## Exercise requirements
Type the records out again in full, exactly.

## Data in this exercise
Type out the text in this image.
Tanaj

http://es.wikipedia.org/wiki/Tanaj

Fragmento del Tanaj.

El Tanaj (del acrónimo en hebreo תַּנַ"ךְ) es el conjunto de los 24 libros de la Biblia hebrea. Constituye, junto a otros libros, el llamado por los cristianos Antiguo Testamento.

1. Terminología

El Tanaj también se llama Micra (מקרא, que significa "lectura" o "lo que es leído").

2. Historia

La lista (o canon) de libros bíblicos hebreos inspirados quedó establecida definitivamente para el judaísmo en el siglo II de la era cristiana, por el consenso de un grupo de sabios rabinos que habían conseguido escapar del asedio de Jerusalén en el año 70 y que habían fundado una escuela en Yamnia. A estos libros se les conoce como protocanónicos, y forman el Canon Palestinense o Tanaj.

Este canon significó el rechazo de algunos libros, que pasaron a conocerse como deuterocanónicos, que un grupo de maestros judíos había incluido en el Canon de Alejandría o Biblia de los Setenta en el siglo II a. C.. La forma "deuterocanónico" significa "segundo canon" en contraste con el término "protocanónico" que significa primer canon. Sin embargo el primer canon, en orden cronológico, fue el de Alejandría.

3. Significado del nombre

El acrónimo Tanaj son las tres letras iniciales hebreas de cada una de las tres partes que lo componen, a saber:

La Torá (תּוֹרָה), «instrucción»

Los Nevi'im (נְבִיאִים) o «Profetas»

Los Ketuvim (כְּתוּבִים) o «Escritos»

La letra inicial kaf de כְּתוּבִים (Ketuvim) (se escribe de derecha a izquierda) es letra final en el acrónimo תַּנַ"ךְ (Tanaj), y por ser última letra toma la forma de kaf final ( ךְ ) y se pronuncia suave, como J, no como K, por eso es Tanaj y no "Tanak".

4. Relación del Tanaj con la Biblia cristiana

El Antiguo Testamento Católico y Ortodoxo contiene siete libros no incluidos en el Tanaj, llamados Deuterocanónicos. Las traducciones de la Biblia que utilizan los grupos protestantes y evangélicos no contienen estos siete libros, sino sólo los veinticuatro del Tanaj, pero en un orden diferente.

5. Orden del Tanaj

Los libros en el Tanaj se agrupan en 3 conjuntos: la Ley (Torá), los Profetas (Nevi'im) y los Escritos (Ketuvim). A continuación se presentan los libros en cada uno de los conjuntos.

## Problem solution
Type out the text in this image.
Tanaj

http://es.wikipedia.org/wiki/Tanaj

Fragmento del Tanaj.

El Tanaj (del acrónimo en hebreo תַּנַ"ךְ) es el conjunto de los 24 libros de la Biblia hebrea. Constituye, junto a otros libros, el llamado por los cristianos Antiguo Testamento.

1. Terminología

El Tanaj también se llama Micra (מקרא, que significa "lectura" o "lo que es leído").

2. Historia

La lista (o canon) de libros bíblicos hebreos inspirados quedó establecida definitivamente para el judaísmo en el siglo II de la era cristiana, por el consenso de un grupo de sabios rabinos que habían conseguido escapar del asedio de Jerusalén en el año 70 y que habían fundado una escuela en Yamnia. A estos libros se les conoce como protocanónicos, y forman el Canon Palestinense o Tanaj.

Este canon significó el rechazo de algunos libros, que pasaron a conocerse como deuterocanónicos, que un grupo de maestros judíos había incluido en el Canon de Alejandría o Biblia de los Setenta en el siglo II a. C.. La forma "deuterocanónico" significa "segundo canon" en contraste con el término "protocanónico" que significa primer canon. Sin embargo el primer canon, en orden cronológico, fue el de Alejandría.

3. Significado del nombre

El acrónimo Tanaj son las tres letras iniciales hebreas de cada una de las tres partes que lo componen, a saber:

La Torá (תּוֹרָה), «instrucción»

Los Nevi'im (נְבִיאִים) o «Profetas»

Los Ketuvim (כְּתוּבִים) o «Escritos»

La letra inicial kaf de כְּתוּבִים (Ketuvim) (se escribe de derecha a izquierda) es letra final en el acrónimo תַּנַ"ךְ (Tanaj), y por ser última letra toma la forma de kaf final ( ךְ ) y se pronuncia suave, como J, no como K, por eso es Tanaj y no "Tanak".

4. Relación del Tanaj con la Biblia cristiana

El Antiguo Testamento Católico y Ortodoxo contiene siete libros no incluidos en el Tanaj, llamados Deuterocanónicos. Las traducciones de la Biblia que utilizan los grupos protestantes y evangélicos no contienen estos siete libros, sino sólo los veinticuatro del Tanaj, pero en un orden diferente.

5. Orden del Tanaj

Los libros en el Tanaj se agrupan en 3 conjuntos: la Ley (Torá), los Profetas (Nevi'im) y los Escritos (Ketuvim). A continuación se presentan los libros en cada uno de los conjuntos.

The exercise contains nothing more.